** RECORDS PROVIDED **
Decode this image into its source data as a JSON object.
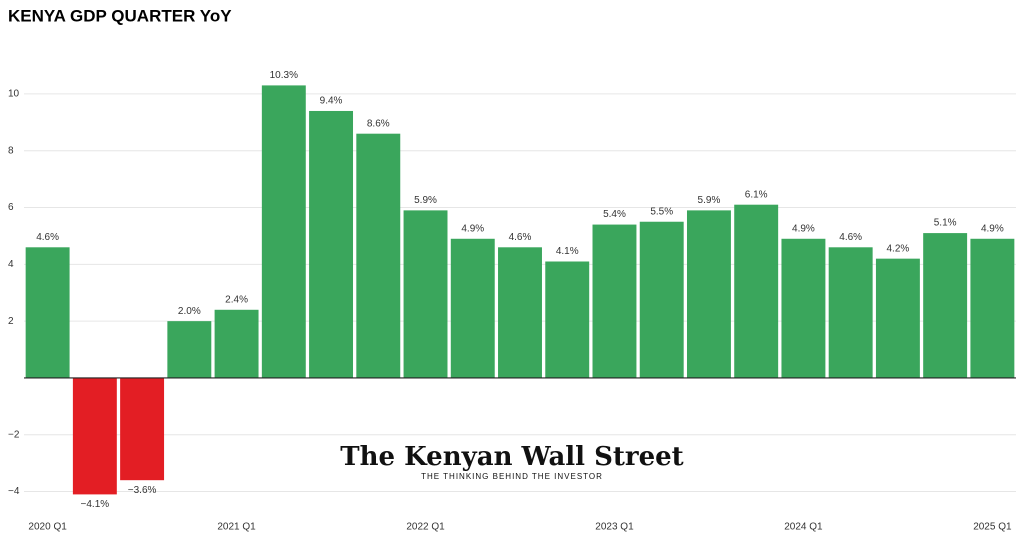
{
  "chart_data": {
    "type": "bar",
    "title": "KENYA GDP QUARTER YoY",
    "categories": [
      "2020 Q1",
      null,
      null,
      null,
      "2021 Q1",
      null,
      null,
      null,
      "2022 Q1",
      null,
      null,
      null,
      "2023 Q1",
      null,
      null,
      null,
      "2024 Q1",
      null,
      null,
      null,
      "2025 Q1"
    ],
    "values": [
      4.6,
      -4.1,
      -3.6,
      2.0,
      2.4,
      10.3,
      9.4,
      8.6,
      5.9,
      4.9,
      4.6,
      4.1,
      5.4,
      5.5,
      5.9,
      6.1,
      4.9,
      4.6,
      4.2,
      5.1,
      4.9
    ],
    "value_labels": [
      "4.6%",
      "−4.1%",
      "−3.6%",
      "2.0%",
      "2.4%",
      "10.3%",
      "9.4%",
      "8.6%",
      "5.9%",
      "4.9%",
      "4.6%",
      "4.1%",
      "5.4%",
      "5.5%",
      "5.9%",
      "6.1%",
      "4.9%",
      "4.6%",
      "4.2%",
      "5.1%",
      "4.9%"
    ],
    "positive_color": "#3aa65c",
    "negative_color": "#e31e24",
    "ylim": [
      -4.6,
      11.3
    ],
    "yticks": [
      {
        "value": -4,
        "label": "−4"
      },
      {
        "value": -2,
        "label": "−2"
      },
      2,
      4,
      6,
      8,
      10
    ],
    "grid": true
  },
  "watermark": {
    "title": "The Kenyan Wall Street",
    "tagline": "THE THINKING BEHIND THE INVESTOR"
  }
}
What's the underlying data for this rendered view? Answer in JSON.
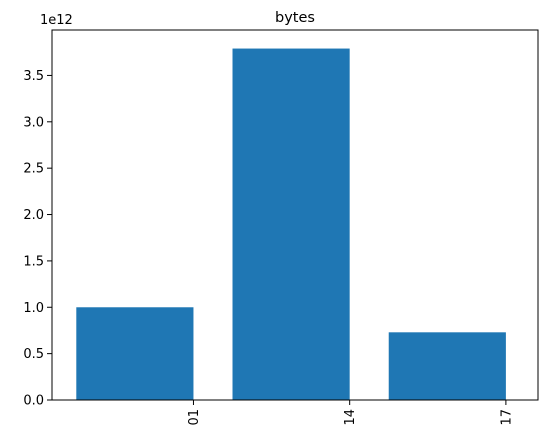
{
  "chart_data": {
    "type": "bar",
    "title": "bytes",
    "xlabel": "",
    "ylabel": "",
    "categories": [
      "01",
      "14",
      "17"
    ],
    "values": [
      1000000000000.0,
      3790000000000.0,
      730000000000.0
    ],
    "ylim": [
      0,
      3990000000000.0
    ],
    "y_ticks": [
      0.0,
      500000000000.0,
      1000000000000.0,
      1500000000000.0,
      2000000000000.0,
      2500000000000.0,
      3000000000000.0,
      3500000000000.0
    ],
    "y_tick_labels": [
      "0.0",
      "0.5",
      "1.0",
      "1.5",
      "2.0",
      "2.5",
      "3.0",
      "3.5"
    ],
    "y_offset_label": "1e12",
    "x_tick_rotation": "vertical",
    "bar_alignment": "right edge at tick",
    "grid": false,
    "legend": "none",
    "bar_color": "#1f77b4"
  }
}
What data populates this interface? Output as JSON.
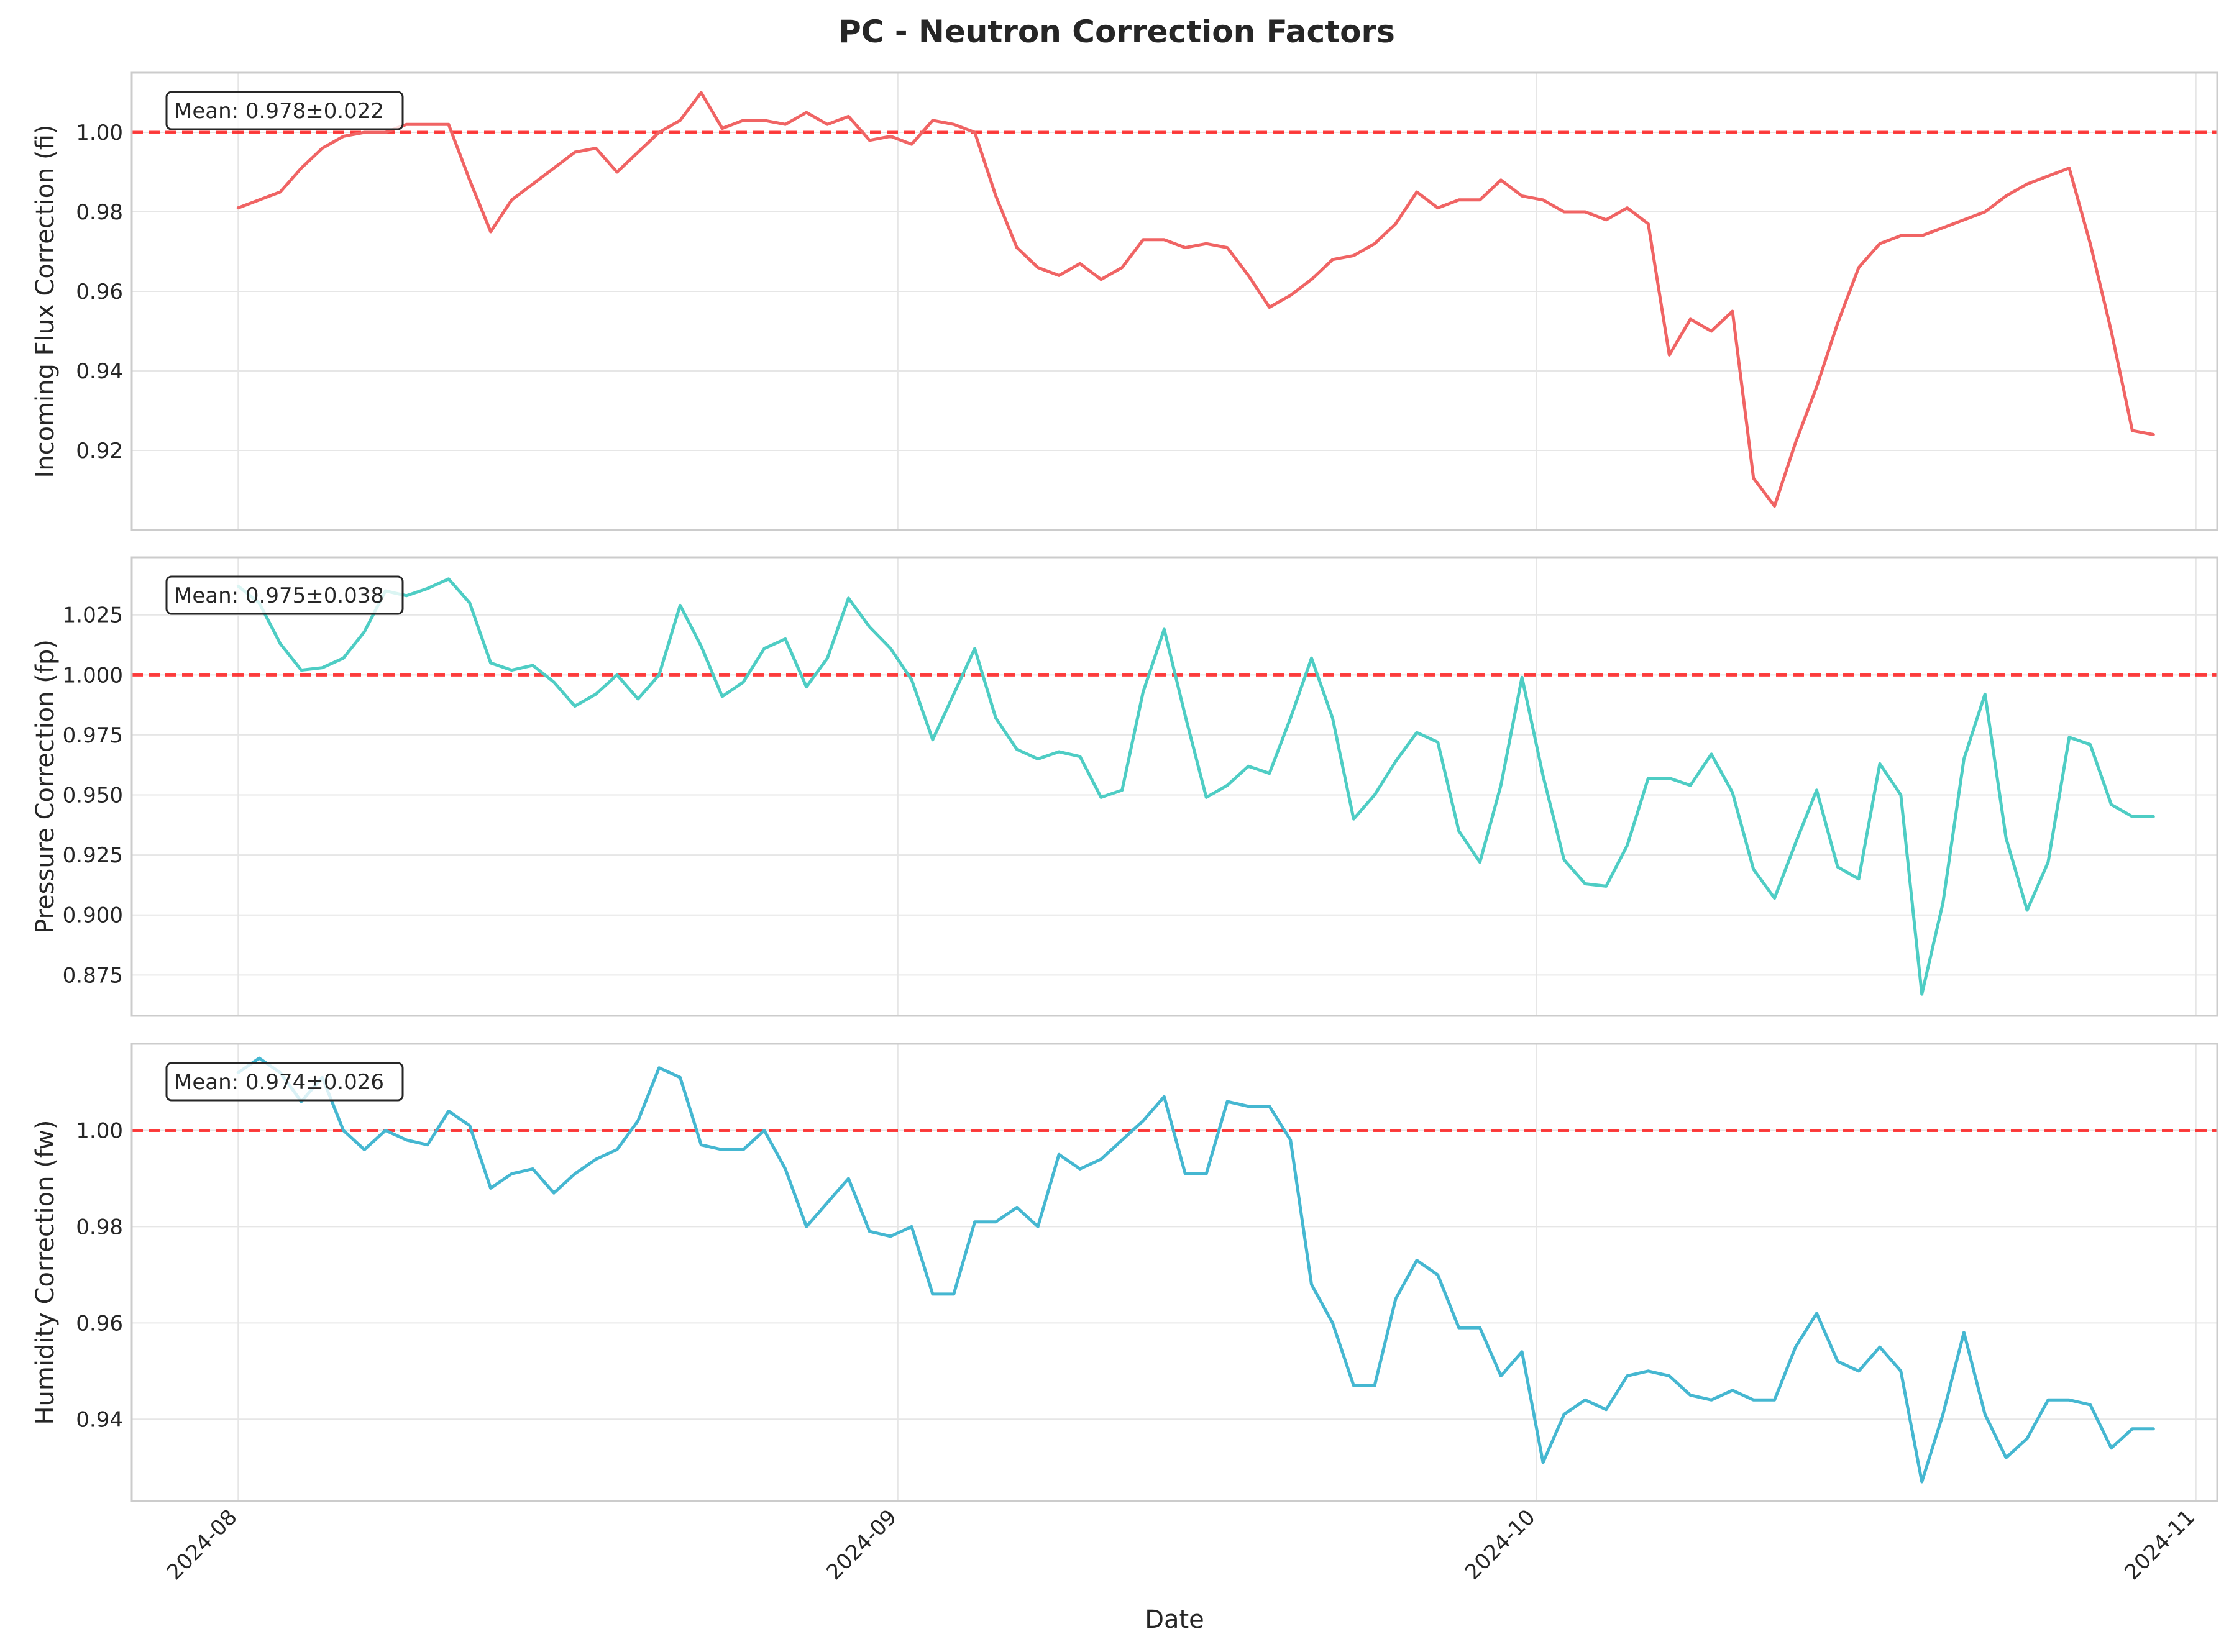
{
  "chart_data": {
    "type": "line",
    "title": "PC - Neutron Correction Factors",
    "xlabel": "Date",
    "xlim": [
      "2024-07-27",
      "2024-11-02"
    ],
    "x_ticks": [
      "2024-08",
      "2024-09",
      "2024-10",
      "2024-11"
    ],
    "x_tick_dates": [
      "2024-08-01",
      "2024-09-01",
      "2024-10-01",
      "2024-11-01"
    ],
    "date_start": "2024-08-01",
    "date_end": "2024-10-30",
    "reference_line": {
      "value": 1.0,
      "style": "dashed",
      "color": "#ff0000"
    },
    "grid": true,
    "panels": [
      {
        "ylabel": "Incoming Flux Correction (fi)",
        "mean_label": "Mean: 0.978±0.022",
        "color": "#f06464",
        "ylim": [
          0.9,
          1.015
        ],
        "yticks": [
          0.92,
          0.94,
          0.96,
          0.98,
          1.0
        ],
        "ytick_labels": [
          "0.92",
          "0.94",
          "0.96",
          "0.98",
          "1.00"
        ],
        "values": [
          0.981,
          0.983,
          0.985,
          0.991,
          0.996,
          0.999,
          1.0,
          1.0,
          1.002,
          1.002,
          1.002,
          0.988,
          0.975,
          0.983,
          0.987,
          0.991,
          0.995,
          0.996,
          0.99,
          0.995,
          1.0,
          1.003,
          1.01,
          1.001,
          1.003,
          1.003,
          1.002,
          1.005,
          1.002,
          1.004,
          0.998,
          0.999,
          0.997,
          1.003,
          1.002,
          1.0,
          0.984,
          0.971,
          0.966,
          0.964,
          0.967,
          0.963,
          0.966,
          0.973,
          0.973,
          0.971,
          0.972,
          0.971,
          0.964,
          0.956,
          0.959,
          0.963,
          0.968,
          0.969,
          0.972,
          0.977,
          0.985,
          0.981,
          0.983,
          0.983,
          0.988,
          0.984,
          0.983,
          0.98,
          0.98,
          0.978,
          0.981,
          0.977,
          0.944,
          0.953,
          0.95,
          0.955,
          0.913,
          0.906,
          0.922,
          0.936,
          0.952,
          0.966,
          0.972,
          0.974,
          0.974,
          0.976,
          0.978,
          0.98,
          0.984,
          0.987,
          0.989,
          0.991,
          0.972,
          0.95,
          0.925,
          0.924
        ]
      },
      {
        "ylabel": "Pressure Correction (fp)",
        "mean_label": "Mean: 0.975±0.038",
        "color": "#4ecdc4",
        "ylim": [
          0.858,
          1.049
        ],
        "yticks": [
          0.875,
          0.9,
          0.925,
          0.95,
          0.975,
          1.0,
          1.025
        ],
        "ytick_labels": [
          "0.875",
          "0.900",
          "0.925",
          "0.950",
          "0.975",
          "1.000",
          "1.025"
        ],
        "values": [
          1.037,
          1.03,
          1.013,
          1.002,
          1.003,
          1.007,
          1.018,
          1.035,
          1.033,
          1.036,
          1.04,
          1.03,
          1.005,
          1.002,
          1.004,
          0.997,
          0.987,
          0.992,
          1.0,
          0.99,
          1.0,
          1.029,
          1.012,
          0.991,
          0.997,
          1.011,
          1.015,
          0.995,
          1.007,
          1.032,
          1.02,
          1.011,
          0.998,
          0.973,
          0.992,
          1.011,
          0.982,
          0.969,
          0.965,
          0.968,
          0.966,
          0.949,
          0.952,
          0.993,
          1.019,
          0.983,
          0.949,
          0.954,
          0.962,
          0.959,
          0.982,
          1.007,
          0.982,
          0.94,
          0.95,
          0.964,
          0.976,
          0.972,
          0.935,
          0.922,
          0.954,
          0.999,
          0.958,
          0.923,
          0.913,
          0.912,
          0.929,
          0.957,
          0.957,
          0.954,
          0.967,
          0.951,
          0.919,
          0.907,
          0.93,
          0.952,
          0.92,
          0.915,
          0.963,
          0.95,
          0.867,
          0.905,
          0.965,
          0.992,
          0.932,
          0.902,
          0.922,
          0.974,
          0.971,
          0.946,
          0.941,
          0.941
        ]
      },
      {
        "ylabel": "Humidity Correction (fw)",
        "mean_label": "Mean: 0.974±0.026",
        "color": "#45b7d1",
        "ylim": [
          0.923,
          1.018
        ],
        "yticks": [
          0.94,
          0.96,
          0.98,
          1.0
        ],
        "ytick_labels": [
          "0.94",
          "0.96",
          "0.98",
          "1.00"
        ],
        "values": [
          1.012,
          1.015,
          1.012,
          1.006,
          1.011,
          1.0,
          0.996,
          1.0,
          0.998,
          0.997,
          1.004,
          1.001,
          0.988,
          0.991,
          0.992,
          0.987,
          0.991,
          0.994,
          0.996,
          1.002,
          1.013,
          1.011,
          0.997,
          0.996,
          0.996,
          1.0,
          0.992,
          0.98,
          0.985,
          0.99,
          0.979,
          0.978,
          0.98,
          0.966,
          0.966,
          0.981,
          0.981,
          0.984,
          0.98,
          0.995,
          0.992,
          0.994,
          0.998,
          1.002,
          1.007,
          0.991,
          0.991,
          1.006,
          1.005,
          1.005,
          0.998,
          0.968,
          0.96,
          0.947,
          0.947,
          0.965,
          0.973,
          0.97,
          0.959,
          0.959,
          0.949,
          0.954,
          0.931,
          0.941,
          0.944,
          0.942,
          0.949,
          0.95,
          0.949,
          0.945,
          0.944,
          0.946,
          0.944,
          0.944,
          0.955,
          0.962,
          0.952,
          0.95,
          0.955,
          0.95,
          0.927,
          0.941,
          0.958,
          0.941,
          0.932,
          0.936,
          0.944,
          0.944,
          0.943,
          0.934,
          0.938,
          0.938
        ]
      }
    ]
  }
}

** TASK **
Pull out all lines from the listing that contain the string "What".

** REPLY TO THE EXERCISE **
What's the underlying data for this rendered view? Answer in JSON.
What data populates this interface? Output as JSON.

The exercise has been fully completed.